Part of a data file:
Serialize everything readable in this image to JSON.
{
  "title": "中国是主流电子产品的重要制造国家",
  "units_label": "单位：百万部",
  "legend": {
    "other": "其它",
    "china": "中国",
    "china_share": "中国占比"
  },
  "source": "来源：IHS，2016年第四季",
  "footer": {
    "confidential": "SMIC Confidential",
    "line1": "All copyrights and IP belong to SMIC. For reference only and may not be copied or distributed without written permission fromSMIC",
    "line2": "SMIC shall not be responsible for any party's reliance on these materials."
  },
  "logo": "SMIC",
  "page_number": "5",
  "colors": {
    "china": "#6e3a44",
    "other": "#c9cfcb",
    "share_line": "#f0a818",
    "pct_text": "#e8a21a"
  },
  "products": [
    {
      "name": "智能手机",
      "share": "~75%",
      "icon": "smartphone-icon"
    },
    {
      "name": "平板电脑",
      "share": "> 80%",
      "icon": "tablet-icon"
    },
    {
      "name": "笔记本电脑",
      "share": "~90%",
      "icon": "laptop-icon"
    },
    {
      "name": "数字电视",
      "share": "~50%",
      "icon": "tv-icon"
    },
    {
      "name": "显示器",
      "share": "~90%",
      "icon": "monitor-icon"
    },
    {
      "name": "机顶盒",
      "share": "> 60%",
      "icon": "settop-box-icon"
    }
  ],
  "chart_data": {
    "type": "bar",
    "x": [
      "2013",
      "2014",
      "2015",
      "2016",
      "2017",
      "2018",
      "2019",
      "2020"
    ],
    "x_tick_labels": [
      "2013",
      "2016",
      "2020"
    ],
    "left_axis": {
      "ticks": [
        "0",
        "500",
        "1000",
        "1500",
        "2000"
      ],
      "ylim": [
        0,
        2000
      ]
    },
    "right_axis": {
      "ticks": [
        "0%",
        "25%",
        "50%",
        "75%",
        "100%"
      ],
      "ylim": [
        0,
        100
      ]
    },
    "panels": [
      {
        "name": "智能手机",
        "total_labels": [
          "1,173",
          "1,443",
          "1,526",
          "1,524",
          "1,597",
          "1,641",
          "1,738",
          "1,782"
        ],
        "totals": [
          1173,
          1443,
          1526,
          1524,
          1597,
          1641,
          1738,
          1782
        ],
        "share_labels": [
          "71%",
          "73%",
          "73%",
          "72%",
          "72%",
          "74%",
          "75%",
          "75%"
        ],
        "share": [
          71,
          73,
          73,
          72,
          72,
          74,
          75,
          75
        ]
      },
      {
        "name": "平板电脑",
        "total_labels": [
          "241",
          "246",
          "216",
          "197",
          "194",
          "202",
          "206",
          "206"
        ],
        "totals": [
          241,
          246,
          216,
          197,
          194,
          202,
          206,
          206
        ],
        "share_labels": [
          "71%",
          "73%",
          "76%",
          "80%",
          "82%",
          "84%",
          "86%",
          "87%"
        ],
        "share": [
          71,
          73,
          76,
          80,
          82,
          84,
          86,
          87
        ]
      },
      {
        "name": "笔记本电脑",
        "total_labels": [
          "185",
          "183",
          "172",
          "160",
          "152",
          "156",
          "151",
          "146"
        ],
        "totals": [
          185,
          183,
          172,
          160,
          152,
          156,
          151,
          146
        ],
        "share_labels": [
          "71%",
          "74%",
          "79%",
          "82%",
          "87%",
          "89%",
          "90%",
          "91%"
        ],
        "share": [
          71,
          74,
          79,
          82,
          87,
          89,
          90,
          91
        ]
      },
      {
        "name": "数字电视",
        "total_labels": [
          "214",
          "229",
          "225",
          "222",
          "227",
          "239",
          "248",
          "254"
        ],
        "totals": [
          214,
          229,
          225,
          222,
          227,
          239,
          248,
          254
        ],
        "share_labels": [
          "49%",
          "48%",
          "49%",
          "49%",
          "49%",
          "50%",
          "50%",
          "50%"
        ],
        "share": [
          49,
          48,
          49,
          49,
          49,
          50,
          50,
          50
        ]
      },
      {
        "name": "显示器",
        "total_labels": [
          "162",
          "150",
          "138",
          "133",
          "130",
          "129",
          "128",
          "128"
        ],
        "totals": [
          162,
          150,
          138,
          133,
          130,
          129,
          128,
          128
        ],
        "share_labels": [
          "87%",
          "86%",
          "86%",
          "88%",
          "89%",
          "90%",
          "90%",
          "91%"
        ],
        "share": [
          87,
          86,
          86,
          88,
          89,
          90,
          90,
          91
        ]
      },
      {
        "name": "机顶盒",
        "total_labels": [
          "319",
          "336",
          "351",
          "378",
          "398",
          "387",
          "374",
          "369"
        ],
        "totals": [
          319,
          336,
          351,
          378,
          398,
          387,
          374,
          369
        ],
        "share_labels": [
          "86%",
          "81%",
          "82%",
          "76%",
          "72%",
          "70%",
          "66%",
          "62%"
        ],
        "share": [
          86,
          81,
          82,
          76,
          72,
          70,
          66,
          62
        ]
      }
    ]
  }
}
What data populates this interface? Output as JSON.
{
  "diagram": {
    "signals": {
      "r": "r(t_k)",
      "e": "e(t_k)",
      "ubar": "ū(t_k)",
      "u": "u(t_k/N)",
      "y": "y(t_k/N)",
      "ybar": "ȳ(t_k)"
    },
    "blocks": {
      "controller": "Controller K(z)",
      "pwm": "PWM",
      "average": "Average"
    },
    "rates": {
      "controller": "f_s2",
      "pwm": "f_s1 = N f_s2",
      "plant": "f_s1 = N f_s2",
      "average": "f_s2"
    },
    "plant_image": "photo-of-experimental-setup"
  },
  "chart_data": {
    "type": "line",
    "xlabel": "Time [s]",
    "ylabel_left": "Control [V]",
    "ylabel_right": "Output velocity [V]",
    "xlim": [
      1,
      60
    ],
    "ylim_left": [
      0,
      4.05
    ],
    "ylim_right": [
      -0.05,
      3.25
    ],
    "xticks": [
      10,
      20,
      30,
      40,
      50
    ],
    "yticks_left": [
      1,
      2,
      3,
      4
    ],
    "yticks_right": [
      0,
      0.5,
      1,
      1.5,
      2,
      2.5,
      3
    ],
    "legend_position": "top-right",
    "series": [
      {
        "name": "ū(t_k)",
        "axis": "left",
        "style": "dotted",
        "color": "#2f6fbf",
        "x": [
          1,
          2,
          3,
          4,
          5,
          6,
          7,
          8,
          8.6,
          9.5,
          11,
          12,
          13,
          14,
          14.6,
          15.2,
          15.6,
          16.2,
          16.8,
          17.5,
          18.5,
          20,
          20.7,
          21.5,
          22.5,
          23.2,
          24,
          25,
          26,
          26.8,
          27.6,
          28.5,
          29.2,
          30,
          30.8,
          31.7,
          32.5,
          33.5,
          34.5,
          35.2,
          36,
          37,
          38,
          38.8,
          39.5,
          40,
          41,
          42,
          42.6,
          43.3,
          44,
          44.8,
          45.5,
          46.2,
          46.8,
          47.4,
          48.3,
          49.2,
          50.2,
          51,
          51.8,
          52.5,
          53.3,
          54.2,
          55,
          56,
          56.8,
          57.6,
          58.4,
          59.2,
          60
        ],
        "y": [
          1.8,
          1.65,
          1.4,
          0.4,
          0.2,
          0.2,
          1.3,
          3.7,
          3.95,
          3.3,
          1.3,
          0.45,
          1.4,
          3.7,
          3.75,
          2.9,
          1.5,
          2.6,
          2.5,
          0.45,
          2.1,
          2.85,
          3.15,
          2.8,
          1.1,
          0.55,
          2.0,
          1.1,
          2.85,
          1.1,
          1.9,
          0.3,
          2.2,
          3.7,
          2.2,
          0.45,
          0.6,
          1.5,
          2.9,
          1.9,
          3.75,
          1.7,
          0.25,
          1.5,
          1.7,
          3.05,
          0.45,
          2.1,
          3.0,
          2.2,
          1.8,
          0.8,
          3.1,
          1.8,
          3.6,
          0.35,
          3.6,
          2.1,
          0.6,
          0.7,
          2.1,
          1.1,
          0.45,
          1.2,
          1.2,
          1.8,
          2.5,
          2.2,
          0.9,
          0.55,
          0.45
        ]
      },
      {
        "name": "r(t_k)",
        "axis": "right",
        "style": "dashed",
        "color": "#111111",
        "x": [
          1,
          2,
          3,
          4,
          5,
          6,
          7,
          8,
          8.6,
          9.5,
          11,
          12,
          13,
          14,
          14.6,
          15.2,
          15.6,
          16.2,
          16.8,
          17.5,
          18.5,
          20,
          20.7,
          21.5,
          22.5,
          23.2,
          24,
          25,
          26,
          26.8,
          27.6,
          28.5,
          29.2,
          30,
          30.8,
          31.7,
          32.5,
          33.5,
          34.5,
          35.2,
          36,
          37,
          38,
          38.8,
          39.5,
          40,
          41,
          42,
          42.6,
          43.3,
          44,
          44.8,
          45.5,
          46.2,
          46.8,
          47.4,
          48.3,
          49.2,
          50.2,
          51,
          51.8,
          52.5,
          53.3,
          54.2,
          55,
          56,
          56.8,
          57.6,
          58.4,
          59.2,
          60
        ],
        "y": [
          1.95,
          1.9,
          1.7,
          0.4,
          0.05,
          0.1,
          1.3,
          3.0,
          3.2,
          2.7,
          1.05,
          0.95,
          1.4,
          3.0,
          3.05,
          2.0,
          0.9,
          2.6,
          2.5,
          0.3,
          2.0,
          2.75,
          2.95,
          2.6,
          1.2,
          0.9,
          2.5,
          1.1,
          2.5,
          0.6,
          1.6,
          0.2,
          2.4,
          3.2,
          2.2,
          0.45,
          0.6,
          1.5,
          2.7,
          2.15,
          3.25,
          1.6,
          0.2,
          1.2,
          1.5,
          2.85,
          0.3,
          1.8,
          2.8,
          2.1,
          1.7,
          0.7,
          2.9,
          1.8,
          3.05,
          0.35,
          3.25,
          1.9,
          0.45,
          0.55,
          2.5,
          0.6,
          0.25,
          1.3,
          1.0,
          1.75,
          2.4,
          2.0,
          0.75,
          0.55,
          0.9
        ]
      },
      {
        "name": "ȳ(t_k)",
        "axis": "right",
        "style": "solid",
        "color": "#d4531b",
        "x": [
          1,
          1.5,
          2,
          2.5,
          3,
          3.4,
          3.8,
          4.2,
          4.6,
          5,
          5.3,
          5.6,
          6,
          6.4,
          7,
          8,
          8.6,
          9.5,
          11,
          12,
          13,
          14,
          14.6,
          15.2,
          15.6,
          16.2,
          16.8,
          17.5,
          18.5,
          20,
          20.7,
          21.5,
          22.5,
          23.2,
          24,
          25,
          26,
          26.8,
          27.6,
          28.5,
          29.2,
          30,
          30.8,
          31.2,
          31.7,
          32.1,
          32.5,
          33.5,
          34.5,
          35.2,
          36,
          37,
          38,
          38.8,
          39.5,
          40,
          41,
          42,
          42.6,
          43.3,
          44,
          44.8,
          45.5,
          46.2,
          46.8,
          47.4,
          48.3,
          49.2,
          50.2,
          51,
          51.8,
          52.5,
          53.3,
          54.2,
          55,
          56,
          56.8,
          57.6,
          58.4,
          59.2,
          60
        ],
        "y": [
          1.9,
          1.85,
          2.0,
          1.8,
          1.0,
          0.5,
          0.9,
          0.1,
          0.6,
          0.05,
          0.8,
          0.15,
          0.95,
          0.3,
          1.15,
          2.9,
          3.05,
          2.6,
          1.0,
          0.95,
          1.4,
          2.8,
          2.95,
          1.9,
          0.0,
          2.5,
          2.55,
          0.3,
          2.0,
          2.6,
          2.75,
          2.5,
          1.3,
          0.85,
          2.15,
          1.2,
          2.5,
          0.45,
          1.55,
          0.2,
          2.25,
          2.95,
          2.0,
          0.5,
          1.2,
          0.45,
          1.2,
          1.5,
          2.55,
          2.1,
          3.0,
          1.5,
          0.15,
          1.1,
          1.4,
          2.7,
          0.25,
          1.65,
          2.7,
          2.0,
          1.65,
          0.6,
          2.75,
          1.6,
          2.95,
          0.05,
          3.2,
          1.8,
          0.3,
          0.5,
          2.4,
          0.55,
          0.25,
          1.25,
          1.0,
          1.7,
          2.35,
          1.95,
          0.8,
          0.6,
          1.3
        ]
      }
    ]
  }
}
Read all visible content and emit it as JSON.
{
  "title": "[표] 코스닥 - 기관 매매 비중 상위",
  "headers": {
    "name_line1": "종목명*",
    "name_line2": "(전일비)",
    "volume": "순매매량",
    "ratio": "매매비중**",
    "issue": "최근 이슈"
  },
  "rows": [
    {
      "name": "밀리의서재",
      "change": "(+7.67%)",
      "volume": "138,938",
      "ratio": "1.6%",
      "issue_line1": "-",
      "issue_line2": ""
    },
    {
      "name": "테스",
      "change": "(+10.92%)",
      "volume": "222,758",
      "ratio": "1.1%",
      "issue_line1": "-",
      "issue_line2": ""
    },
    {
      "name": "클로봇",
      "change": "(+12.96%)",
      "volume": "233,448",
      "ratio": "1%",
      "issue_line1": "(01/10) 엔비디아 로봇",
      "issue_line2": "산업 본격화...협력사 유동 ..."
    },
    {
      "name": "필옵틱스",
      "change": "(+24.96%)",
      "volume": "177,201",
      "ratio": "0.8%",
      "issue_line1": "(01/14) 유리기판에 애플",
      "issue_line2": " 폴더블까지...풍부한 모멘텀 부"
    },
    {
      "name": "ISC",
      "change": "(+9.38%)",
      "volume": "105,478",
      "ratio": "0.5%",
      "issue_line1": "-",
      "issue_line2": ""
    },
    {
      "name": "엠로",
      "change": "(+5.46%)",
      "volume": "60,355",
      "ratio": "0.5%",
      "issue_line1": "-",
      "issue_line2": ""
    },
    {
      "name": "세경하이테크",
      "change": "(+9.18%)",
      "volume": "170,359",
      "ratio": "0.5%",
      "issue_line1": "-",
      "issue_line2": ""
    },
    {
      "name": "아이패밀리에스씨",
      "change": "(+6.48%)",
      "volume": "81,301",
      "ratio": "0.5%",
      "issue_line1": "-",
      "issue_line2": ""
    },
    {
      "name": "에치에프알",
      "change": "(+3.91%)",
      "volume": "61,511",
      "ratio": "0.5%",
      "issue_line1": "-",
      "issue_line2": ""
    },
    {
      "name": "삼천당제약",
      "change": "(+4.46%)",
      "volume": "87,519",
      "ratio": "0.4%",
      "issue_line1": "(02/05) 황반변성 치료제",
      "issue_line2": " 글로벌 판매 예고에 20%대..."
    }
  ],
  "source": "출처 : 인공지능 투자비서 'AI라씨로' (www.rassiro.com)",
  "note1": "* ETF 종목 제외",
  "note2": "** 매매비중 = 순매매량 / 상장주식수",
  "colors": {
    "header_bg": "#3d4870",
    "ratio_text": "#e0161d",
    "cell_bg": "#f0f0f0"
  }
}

Task instructions -
Your task is to return, exactly and on their own, the lines from the one containing "Read all visible content and emit it as JSON." through the last line of the listing.

Complete response -
Read all visible content and emit it as JSON.
{
  "title": "[표] 코스닥 - 기관 매매 비중 상위",
  "headers": {
    "name_line1": "종목명*",
    "name_line2": "(전일비)",
    "volume": "순매매량",
    "ratio": "매매비중**",
    "issue": "최근 이슈"
  },
  "rows": [
    {
      "name": "밀리의서재",
      "change": "(+7.67%)",
      "volume": "138,938",
      "ratio": "1.6%",
      "issue_line1": "-",
      "issue_line2": ""
    },
    {
      "name": "테스",
      "change": "(+10.92%)",
      "volume": "222,758",
      "ratio": "1.1%",
      "issue_line1": "-",
      "issue_line2": ""
    },
    {
      "name": "클로봇",
      "change": "(+12.96%)",
      "volume": "233,448",
      "ratio": "1%",
      "issue_line1": "(01/10) 엔비디아 로봇",
      "issue_line2": "산업 본격화...협력사 유동 ..."
    },
    {
      "name": "필옵틱스",
      "change": "(+24.96%)",
      "volume": "177,201",
      "ratio": "0.8%",
      "issue_line1": "(01/14) 유리기판에 애플",
      "issue_line2": " 폴더블까지...풍부한 모멘텀 부"
    },
    {
      "name": "ISC",
      "change": "(+9.38%)",
      "volume": "105,478",
      "ratio": "0.5%",
      "issue_line1": "-",
      "issue_line2": ""
    },
    {
      "name": "엠로",
      "change": "(+5.46%)",
      "volume": "60,355",
      "ratio": "0.5%",
      "issue_line1": "-",
      "issue_line2": ""
    },
    {
      "name": "세경하이테크",
      "change": "(+9.18%)",
      "volume": "170,359",
      "ratio": "0.5%",
      "issue_line1": "-",
      "issue_line2": ""
    },
    {
      "name": "아이패밀리에스씨",
      "change": "(+6.48%)",
      "volume": "81,301",
      "ratio": "0.5%",
      "issue_line1": "-",
      "issue_line2": ""
    },
    {
      "name": "에치에프알",
      "change": "(+3.91%)",
      "volume": "61,511",
      "ratio": "0.5%",
      "issue_line1": "-",
      "issue_line2": ""
    },
    {
      "name": "삼천당제약",
      "change": "(+4.46%)",
      "volume": "87,519",
      "ratio": "0.4%",
      "issue_line1": "(02/05) 황반변성 치료제",
      "issue_line2": " 글로벌 판매 예고에 20%대..."
    }
  ],
  "source": "출처 : 인공지능 투자비서 'AI라씨로' (www.rassiro.com)",
  "note1": "* ETF 종목 제외",
  "note2": "** 매매비중 = 순매매량 / 상장주식수",
  "colors": {
    "header_bg": "#3d4870",
    "ratio_text": "#e0161d",
    "cell_bg": "#f0f0f0"
  }
}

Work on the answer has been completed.